* START DATA TO USE *

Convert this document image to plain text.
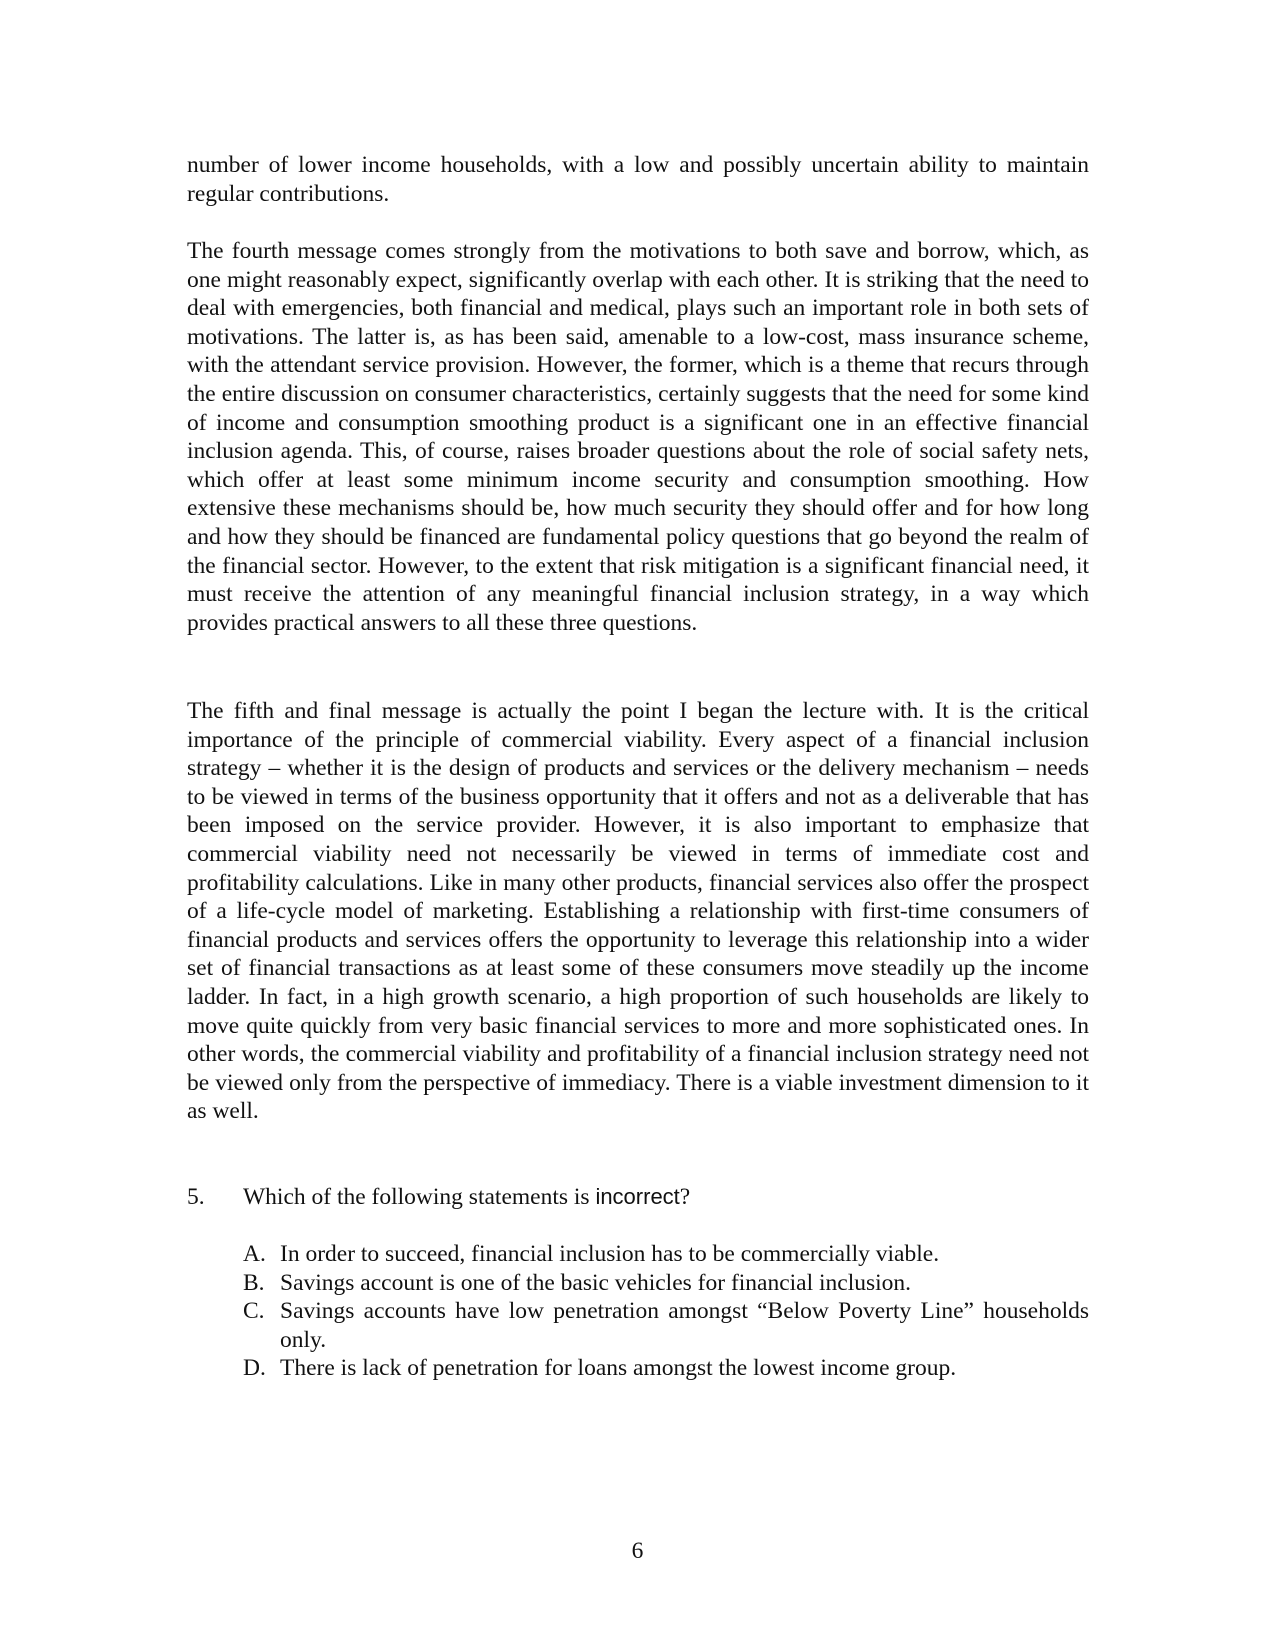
number of lower income households, with a low and possibly uncertain ability to maintain regular contributions.

The fourth message comes strongly from the motivations to both save and borrow, which, as one might reasonably expect, significantly overlap with each other. It is striking that the need to deal with emergencies, both financial and medical, plays such an important role in both sets of motivations. The latter is, as has been said, amenable to a low-cost, mass insurance scheme, with the attendant service provision. However, the former, which is a theme that recurs through the entire discussion on consumer characteristics, certainly suggests that the need for some kind of income and consumption smoothing product is a significant one in an effective financial inclusion agenda. This, of course, raises broader questions about the role of social safety nets, which offer at least some minimum income security and consumption smoothing. How extensive these mechanisms should be, how much security they should offer and for how long and how they should be financed are fundamental policy questions that go beyond the realm of the financial sector. However, to the extent that risk mitigation is a significant financial need, it must receive the attention of any meaningful financial inclusion strategy, in a way which provides practical answers to all these three questions.

The fifth and final message is actually the point I began the lecture with. It is the critical importance of the principle of commercial viability. Every aspect of a financial inclusion strategy – whether it is the design of products and services or the delivery mechanism – needs to be viewed in terms of the business opportunity that it offers and not as a deliverable that has been imposed on the service provider. However, it is also important to emphasize that commercial viability need not necessarily be viewed in terms of immediate cost and profitability calculations. Like in many other products, financial services also offer the prospect of a life-cycle model of marketing. Establishing a relationship with first-time consumers of financial products and services offers the opportunity to leverage this relationship into a wider set of financial transactions as at least some of these consumers move steadily up the income ladder. In fact, in a high growth scenario, a high proportion of such households are likely to move quite quickly from very basic financial services to more and more sophisticated ones. In other words, the commercial viability and profitability of a financial inclusion strategy need not be viewed only from the perspective of immediacy. There is a viable investment dimension to it as well.

5. Which of the following statements is incorrect?
A. In order to succeed, financial inclusion has to be commercially viable.
B. Savings account is one of the basic vehicles for financial inclusion.
C. Savings accounts have low penetration amongst “Below Poverty Line” households only.
D. There is lack of penetration for loans amongst the lowest income group.
6
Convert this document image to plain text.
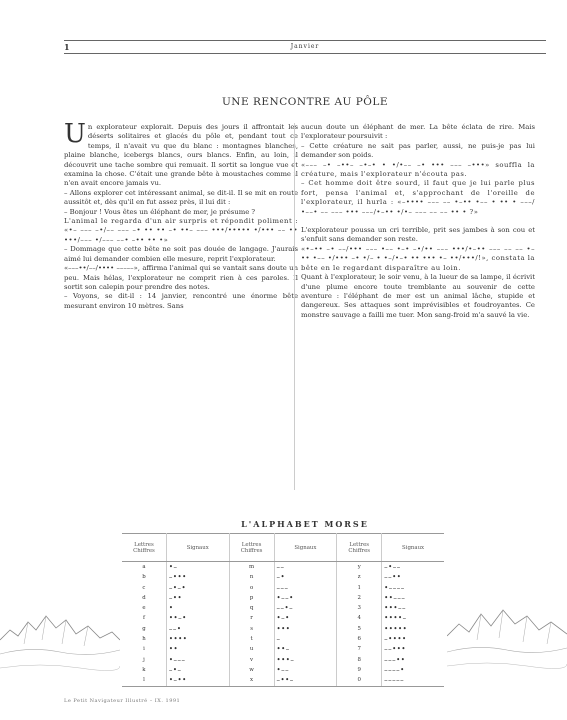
1	Janvier
UNE RENCONTRE AU PÔLE
U n explorateur explorait. Depuis des jours il affrontait les déserts solitaires et glacés du pôle et, pendant tout ce temps, il n'avait vu que du blanc : montagnes blanches, plaine blanche, icebergs blancs, ours blancs. Enfin, au loin, il découvrit une tache sombre qui remuait. Il sortit sa longue vue et examina la chose. C'était une grande bête à moustaches comme il n'en avait encore jamais vu.

– Allons explorer cet intéressant animal, se dit-il. Il se mit en route aussitôt et, dès qu'il en fut assez près, il lui dit :

– Bonjour ! Vous êtes un éléphant de mer, je présume ?

L'animal le regarda d'un air surpris et répondit poliment : «•– ––– –•/–– ––– –• •• •• –• ••– ––– •••/••••• •/••• –– •• •••/––– •/––– ––• –•• •• •»

– Dommage que cette bête ne soit pas douée de langage. J'aurais aimé lui demander combien elle mesure, reprit l'explorateur.

«–––••/––/•••• –––––», affirma l'animal qui se vantait sans doute un peu. Mais hélas, l'explorateur ne comprit rien à ces paroles. Il sortit son calepin pour prendre des notes.

– Voyons, se dit-il : 14 janvier, rencontré une énorme bête mesurant environ 10 mètres. Sans

aucun doute un éléphant de mer. La bête éclata de rire. Mais l'explorateur poursuivit :

– Cette créature ne sait pas parler, aussi, ne puis-je pas lui demander son poids.

«––– –• –••– –•–• • •/•–– –• ••• ––– –•••» souffla la créature, mais l'explorateur n'écouta pas.

– Cet homme doit être sourd, il faut que je lui parle plus fort, pensa l'animal et, s'approchant de l'oreille de l'explorateur, il hurla : «–•••• ––– –– •–•• •–– • •• • –––/•––• –– ––– ••• –––/•–•• •/•– ––– –– –– •• • ?»

L'explorateur poussa un cri terrible, prit ses jambes à son cou et s'enfuit sans demander son reste.

«•–•• –• ––/••• ––– •–– •–• –•/•• ––– •••/•–•• ––– –– –– •–•• •–– •/••• –• •/– • •–/•–• •• ••• •– ••/•••/!», constata la bête en le regardant disparaître au loin.

Quant à l'explorateur, le soir venu, à la lueur de sa lampe, il écrivit d'une plume encore toute tremblante au souvenir de cette aventure : l'éléphant de mer est un animal lâche, stupide et dangereux. Ses attaques sont imprévisibles et foudroyantes. Ce monstre sauvage a failli me tuer. Mon sang-froid m'a sauvé la vie.

L'ALPHABET MORSE
Lettres Chiffres	Signaux	Lettres Chiffres	Signaux	Lettres Chiffres	Signaux
a	•–	m	––	y	–•––
b	–•••	n	–•	z	––••
c	–•–•	o	–––	1	•––––
d	–••	p	•––•	2	••–––
e	•	q	––•–	3	•••––
f	••–•	r	•–•	4	••••–
g	––•	s	•••	5	•••••
h	••••	t	–	6	–••••
i	••	u	••–	7	––•••
j	•–––	v	•••–	8	–––••
k	–•–	w	•––	9	––––•
l	•–••	x	–••–	0	–––––
Le Petit Navigateur Illustré – IX. 1991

* END DATA TO USE *

* **PROBLEM DETAILS**: Your copy should repeat each entry above exactly but contain no pictures.

* **THE RESPONSE**:
Convert this document image to plain text.
number of lower income households, with a low and possibly uncertain ability to maintain regular contributions.

The fourth message comes strongly from the motivations to both save and borrow, which, as one might reasonably expect, significantly overlap with each other. It is striking that the need to deal with emergencies, both financial and medical, plays such an important role in both sets of motivations. The latter is, as has been said, amenable to a low-cost, mass insurance scheme, with the attendant service provision. However, the former, which is a theme that recurs through the entire discussion on consumer characteristics, certainly suggests that the need for some kind of income and consumption smoothing product is a significant one in an effective financial inclusion agenda. This, of course, raises broader questions about the role of social safety nets, which offer at least some minimum income security and consumption smoothing. How extensive these mechanisms should be, how much security they should offer and for how long and how they should be financed are fundamental policy questions that go beyond the realm of the financial sector. However, to the extent that risk mitigation is a significant financial need, it must receive the attention of any meaningful financial inclusion strategy, in a way which provides practical answers to all these three questions.

The fifth and final message is actually the point I began the lecture with. It is the critical importance of the principle of commercial viability. Every aspect of a financial inclusion strategy – whether it is the design of products and services or the delivery mechanism – needs to be viewed in terms of the business opportunity that it offers and not as a deliverable that has been imposed on the service provider. However, it is also important to emphasize that commercial viability need not necessarily be viewed in terms of immediate cost and profitability calculations. Like in many other products, financial services also offer the prospect of a life-cycle model of marketing. Establishing a relationship with first-time consumers of financial products and services offers the opportunity to leverage this relationship into a wider set of financial transactions as at least some of these consumers move steadily up the income ladder. In fact, in a high growth scenario, a high proportion of such households are likely to move quite quickly from very basic financial services to more and more sophisticated ones. In other words, the commercial viability and profitability of a financial inclusion strategy need not be viewed only from the perspective of immediacy. There is a viable investment dimension to it as well.

5. Which of the following statements is incorrect?
A. In order to succeed, financial inclusion has to be commercially viable.
B. Savings account is one of the basic vehicles for financial inclusion.
C. Savings accounts have low penetration amongst “Below Poverty Line” households only.
D. There is lack of penetration for loans amongst the lowest income group.
6
Convert this document image to plain text.
1	Janvier
UNE RENCONTRE AU PÔLE
U n explorateur explorait. Depuis des jours il affrontait les déserts solitaires et glacés du pôle et, pendant tout ce temps, il n'avait vu que du blanc : montagnes blanches, plaine blanche, icebergs blancs, ours blancs. Enfin, au loin, il découvrit une tache sombre qui remuait. Il sortit sa longue vue et examina la chose. C'était une grande bête à moustaches comme il n'en avait encore jamais vu.

– Allons explorer cet intéressant animal, se dit-il. Il se mit en route aussitôt et, dès qu'il en fut assez près, il lui dit :

– Bonjour ! Vous êtes un éléphant de mer, je présume ?

L'animal le regarda d'un air surpris et répondit poliment : «•– ––– –•/–– ––– –• •• •• –• ••– ––– •••/••••• •/••• –– •• •••/––– •/––– ––• –•• •• •»

– Dommage que cette bête ne soit pas douée de langage. J'aurais aimé lui demander combien elle mesure, reprit l'explorateur.

«–––••/––/•••• –––––», affirma l'animal qui se vantait sans doute un peu. Mais hélas, l'explorateur ne comprit rien à ces paroles. Il sortit son calepin pour prendre des notes.

– Voyons, se dit-il : 14 janvier, rencontré une énorme bête mesurant environ 10 mètres. Sans

aucun doute un éléphant de mer. La bête éclata de rire. Mais l'explorateur poursuivit :

– Cette créature ne sait pas parler, aussi, ne puis-je pas lui demander son poids.

«––– –• –••– –•–• • •/•–– –• ••• ––– –•••» souffla la créature, mais l'explorateur n'écouta pas.

– Cet homme doit être sourd, il faut que je lui parle plus fort, pensa l'animal et, s'approchant de l'oreille de l'explorateur, il hurla : «–•••• ––– –– •–•• •–– • •• • –––/•––• –– ––– ••• –––/•–•• •/•– ––– –– –– •• • ?»

L'explorateur poussa un cri terrible, prit ses jambes à son cou et s'enfuit sans demander son reste.

«•–•• –• ––/••• ––– •–– •–• –•/•• ––– •••/•–•• ––– –– –– •–•• •–– •/••• –• •/– • •–/•–• •• ••• •– ••/•••/!», constata la bête en le regardant disparaître au loin.

Quant à l'explorateur, le soir venu, à la lueur de sa lampe, il écrivit d'une plume encore toute tremblante au souvenir de cette aventure : l'éléphant de mer est un animal lâche, stupide et dangereux. Ses attaques sont imprévisibles et foudroyantes. Ce monstre sauvage a failli me tuer. Mon sang-froid m'a sauvé la vie.

L'ALPHABET MORSE
Lettres Chiffres	Signaux	Lettres Chiffres	Signaux	Lettres Chiffres	Signaux
a	•–	m	––	y	–•––
b	–•••	n	–•	z	––••
c	–•–•	o	–––	1	•––––
d	–••	p	•––•	2	••–––
e	•	q	––•–	3	•••––
f	••–•	r	•–•	4	••••–
g	––•	s	•••	5	•••••
h	••••	t	–	6	–••••
i	••	u	••–	7	––•••
j	•–––	v	•••–	8	–––••
k	–•–	w	•––	9	––––•
l	•–••	x	–••–	0	–––––
Le Petit Navigateur Illustré – IX. 1991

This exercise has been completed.